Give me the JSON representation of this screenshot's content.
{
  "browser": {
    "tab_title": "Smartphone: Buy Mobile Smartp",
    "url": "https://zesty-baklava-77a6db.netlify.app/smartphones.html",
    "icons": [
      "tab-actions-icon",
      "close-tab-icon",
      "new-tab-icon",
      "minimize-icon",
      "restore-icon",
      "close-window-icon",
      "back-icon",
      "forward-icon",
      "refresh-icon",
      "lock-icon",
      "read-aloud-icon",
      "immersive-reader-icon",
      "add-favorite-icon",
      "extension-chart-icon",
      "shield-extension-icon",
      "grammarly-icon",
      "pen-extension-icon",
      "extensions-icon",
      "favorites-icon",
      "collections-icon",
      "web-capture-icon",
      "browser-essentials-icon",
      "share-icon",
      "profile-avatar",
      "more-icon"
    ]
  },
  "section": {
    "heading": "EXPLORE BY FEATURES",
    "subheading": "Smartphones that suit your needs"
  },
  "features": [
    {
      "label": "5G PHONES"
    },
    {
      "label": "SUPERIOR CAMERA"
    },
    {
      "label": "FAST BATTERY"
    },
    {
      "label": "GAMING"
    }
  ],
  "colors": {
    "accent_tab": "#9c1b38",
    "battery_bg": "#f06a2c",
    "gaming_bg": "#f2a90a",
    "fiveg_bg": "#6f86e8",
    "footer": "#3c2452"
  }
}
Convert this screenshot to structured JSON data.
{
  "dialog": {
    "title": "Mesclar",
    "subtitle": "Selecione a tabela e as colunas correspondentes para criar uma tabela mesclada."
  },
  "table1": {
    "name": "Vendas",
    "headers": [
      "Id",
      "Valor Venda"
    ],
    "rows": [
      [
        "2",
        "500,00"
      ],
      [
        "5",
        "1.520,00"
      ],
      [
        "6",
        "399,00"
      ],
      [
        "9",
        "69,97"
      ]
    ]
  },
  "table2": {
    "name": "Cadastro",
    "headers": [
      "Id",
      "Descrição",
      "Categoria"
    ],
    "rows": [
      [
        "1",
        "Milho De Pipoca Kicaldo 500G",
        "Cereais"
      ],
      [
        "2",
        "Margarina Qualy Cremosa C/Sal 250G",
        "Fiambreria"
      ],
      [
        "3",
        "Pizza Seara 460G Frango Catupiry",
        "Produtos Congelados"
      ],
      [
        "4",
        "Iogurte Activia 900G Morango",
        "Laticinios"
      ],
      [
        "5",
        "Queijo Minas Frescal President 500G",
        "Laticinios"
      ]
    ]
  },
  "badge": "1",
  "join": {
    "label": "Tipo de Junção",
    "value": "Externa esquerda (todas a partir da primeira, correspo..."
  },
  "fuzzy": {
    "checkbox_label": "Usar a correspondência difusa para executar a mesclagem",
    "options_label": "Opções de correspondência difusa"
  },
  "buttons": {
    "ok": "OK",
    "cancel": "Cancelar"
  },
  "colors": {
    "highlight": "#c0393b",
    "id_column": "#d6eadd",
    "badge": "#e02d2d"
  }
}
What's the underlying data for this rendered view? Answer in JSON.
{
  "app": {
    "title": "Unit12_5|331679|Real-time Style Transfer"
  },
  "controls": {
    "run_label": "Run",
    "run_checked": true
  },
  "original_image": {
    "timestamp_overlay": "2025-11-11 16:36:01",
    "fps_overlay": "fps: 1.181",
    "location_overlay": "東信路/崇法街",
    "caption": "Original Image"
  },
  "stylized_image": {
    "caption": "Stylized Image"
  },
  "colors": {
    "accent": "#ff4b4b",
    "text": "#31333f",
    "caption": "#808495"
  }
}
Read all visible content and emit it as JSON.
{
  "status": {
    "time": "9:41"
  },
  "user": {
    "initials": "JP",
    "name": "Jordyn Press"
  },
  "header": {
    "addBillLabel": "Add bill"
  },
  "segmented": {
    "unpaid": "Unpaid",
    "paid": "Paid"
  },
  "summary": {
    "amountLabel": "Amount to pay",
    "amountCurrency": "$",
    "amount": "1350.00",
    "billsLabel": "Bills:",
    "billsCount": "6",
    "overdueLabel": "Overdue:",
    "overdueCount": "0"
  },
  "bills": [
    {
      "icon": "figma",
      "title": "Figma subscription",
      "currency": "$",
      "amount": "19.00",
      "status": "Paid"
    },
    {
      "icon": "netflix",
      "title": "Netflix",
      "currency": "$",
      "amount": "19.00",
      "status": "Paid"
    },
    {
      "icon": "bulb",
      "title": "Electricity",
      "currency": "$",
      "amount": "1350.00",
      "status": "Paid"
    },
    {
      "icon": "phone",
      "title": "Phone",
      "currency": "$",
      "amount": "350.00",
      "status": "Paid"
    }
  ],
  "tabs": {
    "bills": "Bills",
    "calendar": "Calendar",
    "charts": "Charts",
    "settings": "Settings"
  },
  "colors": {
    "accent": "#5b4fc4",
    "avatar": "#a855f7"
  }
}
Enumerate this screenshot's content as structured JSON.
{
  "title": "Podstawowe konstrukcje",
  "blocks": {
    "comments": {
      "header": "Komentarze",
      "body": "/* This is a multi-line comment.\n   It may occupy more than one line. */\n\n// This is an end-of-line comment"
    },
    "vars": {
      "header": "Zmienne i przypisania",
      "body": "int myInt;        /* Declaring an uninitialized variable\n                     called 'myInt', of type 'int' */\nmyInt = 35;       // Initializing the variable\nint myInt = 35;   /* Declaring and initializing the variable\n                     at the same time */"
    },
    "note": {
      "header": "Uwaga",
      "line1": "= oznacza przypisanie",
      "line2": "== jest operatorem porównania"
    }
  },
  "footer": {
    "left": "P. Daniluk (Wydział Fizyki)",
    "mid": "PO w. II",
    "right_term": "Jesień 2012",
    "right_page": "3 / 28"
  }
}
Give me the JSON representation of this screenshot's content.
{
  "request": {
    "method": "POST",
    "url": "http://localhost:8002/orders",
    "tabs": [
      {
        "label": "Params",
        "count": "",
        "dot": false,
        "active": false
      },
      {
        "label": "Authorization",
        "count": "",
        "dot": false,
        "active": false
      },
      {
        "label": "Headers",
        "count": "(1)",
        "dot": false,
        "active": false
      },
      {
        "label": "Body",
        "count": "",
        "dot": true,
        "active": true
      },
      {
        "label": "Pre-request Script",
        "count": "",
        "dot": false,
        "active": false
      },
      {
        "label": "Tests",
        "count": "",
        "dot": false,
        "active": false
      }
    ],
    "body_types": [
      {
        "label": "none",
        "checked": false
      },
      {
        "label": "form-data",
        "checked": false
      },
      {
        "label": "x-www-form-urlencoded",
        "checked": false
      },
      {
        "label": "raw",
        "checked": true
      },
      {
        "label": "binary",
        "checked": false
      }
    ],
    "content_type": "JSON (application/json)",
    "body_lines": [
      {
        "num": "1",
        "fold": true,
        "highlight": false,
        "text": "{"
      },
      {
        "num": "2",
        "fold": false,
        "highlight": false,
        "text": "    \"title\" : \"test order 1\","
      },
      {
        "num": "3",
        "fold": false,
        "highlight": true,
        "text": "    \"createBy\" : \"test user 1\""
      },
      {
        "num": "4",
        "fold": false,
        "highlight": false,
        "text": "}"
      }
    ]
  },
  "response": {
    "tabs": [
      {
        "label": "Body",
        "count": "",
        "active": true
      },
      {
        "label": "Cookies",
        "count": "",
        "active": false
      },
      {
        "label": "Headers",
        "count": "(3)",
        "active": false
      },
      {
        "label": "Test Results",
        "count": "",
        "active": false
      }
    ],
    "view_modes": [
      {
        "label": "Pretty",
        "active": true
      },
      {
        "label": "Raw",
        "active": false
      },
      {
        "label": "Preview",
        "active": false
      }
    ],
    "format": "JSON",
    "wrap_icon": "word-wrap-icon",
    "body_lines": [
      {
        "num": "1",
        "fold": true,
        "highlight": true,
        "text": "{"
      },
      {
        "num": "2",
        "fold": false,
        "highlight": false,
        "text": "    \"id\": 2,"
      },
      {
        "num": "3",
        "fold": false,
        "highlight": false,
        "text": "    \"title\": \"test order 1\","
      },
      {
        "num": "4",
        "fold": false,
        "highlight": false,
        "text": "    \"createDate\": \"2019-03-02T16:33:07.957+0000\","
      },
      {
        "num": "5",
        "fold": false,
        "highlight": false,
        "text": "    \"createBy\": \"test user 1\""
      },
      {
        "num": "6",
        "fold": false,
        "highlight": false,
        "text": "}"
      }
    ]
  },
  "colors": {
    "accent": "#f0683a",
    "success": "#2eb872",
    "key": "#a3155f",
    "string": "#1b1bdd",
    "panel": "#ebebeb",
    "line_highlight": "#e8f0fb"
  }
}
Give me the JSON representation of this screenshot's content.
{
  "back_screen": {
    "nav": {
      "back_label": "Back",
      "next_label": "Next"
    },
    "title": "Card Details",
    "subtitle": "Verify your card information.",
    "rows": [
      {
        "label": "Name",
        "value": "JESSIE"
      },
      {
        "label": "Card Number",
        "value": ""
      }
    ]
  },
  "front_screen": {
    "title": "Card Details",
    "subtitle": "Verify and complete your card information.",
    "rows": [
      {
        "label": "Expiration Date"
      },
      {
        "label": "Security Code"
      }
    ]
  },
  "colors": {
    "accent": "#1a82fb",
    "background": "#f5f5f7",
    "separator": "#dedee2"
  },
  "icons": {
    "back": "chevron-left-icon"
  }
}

Required task.
Reproduce every line from the entries that holds the word "createBy".

Full response.
        "text": "    \"createBy\" : \"test user 1\""
        "text": "    \"createBy\": \"test user 1\""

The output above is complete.